**Your task:**
Each line that holds the string "JSON" counts once; say how many such lines there are and add nothing.

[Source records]
--------------------------------------------------

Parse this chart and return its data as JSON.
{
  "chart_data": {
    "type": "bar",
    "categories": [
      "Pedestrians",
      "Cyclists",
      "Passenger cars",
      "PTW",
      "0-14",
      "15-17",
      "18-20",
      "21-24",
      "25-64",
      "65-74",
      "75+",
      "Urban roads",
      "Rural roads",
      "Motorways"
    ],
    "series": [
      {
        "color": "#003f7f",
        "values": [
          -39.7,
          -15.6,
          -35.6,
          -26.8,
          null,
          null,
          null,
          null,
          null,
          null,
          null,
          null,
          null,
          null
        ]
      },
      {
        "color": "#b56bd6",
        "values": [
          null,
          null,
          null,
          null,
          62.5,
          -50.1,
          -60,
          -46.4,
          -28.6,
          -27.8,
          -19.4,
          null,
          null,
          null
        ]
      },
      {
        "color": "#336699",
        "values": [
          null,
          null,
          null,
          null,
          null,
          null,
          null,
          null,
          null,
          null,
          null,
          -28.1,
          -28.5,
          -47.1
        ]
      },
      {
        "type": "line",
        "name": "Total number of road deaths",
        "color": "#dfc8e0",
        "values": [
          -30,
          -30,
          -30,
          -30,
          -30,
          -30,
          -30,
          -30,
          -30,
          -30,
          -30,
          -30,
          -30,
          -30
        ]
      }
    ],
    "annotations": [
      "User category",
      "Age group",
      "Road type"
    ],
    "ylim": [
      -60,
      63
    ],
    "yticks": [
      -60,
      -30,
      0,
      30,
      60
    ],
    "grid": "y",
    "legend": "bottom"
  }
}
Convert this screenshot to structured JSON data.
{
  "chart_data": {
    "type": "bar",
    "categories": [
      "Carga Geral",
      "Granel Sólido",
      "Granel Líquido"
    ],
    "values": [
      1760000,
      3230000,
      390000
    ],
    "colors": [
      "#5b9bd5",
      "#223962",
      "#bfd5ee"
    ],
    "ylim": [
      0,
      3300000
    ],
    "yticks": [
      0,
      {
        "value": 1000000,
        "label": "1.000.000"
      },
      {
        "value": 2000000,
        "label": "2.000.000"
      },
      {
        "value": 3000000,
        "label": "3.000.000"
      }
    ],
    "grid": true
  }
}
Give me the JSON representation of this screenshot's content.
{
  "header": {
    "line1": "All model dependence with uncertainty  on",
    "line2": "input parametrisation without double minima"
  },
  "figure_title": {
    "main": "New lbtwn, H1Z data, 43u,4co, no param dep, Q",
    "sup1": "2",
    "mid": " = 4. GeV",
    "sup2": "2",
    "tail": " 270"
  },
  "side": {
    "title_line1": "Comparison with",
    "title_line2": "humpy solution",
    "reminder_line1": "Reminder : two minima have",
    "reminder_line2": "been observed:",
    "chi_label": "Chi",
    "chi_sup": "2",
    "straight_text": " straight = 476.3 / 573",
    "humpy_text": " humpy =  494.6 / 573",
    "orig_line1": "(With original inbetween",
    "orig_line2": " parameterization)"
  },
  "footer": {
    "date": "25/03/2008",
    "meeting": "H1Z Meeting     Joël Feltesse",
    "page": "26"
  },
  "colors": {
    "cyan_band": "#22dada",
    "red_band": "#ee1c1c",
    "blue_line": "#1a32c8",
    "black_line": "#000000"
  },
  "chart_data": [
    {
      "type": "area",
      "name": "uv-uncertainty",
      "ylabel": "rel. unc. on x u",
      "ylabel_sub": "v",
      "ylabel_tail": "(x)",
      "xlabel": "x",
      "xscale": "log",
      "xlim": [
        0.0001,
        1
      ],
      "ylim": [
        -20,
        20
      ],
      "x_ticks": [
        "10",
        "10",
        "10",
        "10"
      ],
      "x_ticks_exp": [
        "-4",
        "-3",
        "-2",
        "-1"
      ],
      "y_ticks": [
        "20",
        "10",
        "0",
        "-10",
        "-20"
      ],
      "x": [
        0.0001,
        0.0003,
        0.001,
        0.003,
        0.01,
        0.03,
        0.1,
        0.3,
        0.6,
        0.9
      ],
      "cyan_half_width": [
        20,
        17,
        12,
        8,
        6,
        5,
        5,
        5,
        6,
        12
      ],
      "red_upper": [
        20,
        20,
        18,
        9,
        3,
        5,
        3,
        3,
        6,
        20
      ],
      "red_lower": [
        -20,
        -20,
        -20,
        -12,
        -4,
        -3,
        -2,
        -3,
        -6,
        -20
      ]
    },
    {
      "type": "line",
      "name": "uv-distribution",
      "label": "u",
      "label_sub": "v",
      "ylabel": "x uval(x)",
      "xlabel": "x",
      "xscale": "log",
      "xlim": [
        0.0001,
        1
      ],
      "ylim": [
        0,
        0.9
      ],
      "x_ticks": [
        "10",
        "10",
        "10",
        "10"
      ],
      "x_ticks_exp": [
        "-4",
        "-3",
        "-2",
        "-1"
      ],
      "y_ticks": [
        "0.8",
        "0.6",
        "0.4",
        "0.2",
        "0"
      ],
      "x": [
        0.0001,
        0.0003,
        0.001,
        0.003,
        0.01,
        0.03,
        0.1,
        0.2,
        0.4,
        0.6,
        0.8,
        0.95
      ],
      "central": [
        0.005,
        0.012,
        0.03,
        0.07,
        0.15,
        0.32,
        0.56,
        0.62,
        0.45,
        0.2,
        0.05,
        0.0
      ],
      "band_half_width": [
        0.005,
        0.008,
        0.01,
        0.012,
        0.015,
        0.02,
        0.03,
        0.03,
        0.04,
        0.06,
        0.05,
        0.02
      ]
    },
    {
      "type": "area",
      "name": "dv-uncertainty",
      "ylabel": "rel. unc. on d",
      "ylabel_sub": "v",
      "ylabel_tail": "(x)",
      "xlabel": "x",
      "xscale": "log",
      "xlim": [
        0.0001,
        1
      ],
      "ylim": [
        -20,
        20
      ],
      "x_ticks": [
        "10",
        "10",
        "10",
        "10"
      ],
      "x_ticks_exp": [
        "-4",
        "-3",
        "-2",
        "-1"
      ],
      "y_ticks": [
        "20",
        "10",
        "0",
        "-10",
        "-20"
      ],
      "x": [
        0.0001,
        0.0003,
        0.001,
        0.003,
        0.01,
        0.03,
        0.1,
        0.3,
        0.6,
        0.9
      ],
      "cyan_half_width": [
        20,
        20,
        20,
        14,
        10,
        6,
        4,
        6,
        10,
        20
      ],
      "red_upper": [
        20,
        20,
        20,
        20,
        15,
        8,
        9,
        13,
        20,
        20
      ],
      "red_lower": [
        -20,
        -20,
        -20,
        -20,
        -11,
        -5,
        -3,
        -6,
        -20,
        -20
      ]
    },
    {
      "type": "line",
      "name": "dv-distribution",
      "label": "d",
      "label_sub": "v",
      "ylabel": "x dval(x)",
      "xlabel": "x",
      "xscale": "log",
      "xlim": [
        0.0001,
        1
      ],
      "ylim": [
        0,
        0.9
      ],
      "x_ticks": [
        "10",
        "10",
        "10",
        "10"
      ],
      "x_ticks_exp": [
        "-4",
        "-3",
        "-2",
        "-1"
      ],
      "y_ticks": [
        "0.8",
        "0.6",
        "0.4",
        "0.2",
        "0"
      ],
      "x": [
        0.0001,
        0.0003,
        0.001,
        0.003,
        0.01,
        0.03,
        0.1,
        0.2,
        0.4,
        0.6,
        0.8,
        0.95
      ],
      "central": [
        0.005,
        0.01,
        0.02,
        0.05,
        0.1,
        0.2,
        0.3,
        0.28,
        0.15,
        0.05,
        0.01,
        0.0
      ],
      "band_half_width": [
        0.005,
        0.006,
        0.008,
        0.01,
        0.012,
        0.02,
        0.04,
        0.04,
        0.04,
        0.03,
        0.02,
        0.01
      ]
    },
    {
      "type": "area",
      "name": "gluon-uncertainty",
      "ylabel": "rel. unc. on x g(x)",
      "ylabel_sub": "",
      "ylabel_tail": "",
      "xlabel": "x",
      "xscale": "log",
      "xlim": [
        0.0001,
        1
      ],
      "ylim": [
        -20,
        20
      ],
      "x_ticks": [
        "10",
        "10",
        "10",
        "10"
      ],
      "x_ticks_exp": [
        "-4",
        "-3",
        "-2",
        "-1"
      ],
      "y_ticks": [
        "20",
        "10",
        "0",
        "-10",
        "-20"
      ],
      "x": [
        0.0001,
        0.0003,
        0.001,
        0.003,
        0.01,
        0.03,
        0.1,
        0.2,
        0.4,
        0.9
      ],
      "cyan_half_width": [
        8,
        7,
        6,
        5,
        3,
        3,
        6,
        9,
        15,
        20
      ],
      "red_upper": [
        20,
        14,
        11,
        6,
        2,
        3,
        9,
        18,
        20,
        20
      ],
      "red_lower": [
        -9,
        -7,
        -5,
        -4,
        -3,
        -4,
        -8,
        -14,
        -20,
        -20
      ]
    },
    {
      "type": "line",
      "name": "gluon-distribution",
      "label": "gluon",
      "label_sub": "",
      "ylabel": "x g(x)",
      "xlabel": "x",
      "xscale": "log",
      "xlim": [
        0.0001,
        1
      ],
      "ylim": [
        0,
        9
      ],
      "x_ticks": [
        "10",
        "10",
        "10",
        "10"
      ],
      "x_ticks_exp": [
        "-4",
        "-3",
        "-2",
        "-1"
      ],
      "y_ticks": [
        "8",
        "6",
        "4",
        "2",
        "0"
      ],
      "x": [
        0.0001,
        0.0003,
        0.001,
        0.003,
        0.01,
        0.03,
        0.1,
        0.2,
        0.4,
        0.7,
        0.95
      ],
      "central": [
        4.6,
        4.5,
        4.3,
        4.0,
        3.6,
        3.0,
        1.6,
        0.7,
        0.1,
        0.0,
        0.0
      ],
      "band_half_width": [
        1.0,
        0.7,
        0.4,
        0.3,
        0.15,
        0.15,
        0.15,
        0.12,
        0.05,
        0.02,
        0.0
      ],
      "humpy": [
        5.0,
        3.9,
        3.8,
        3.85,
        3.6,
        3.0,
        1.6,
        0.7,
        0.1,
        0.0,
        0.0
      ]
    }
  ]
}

--------------------------------------------------

**The result:**
3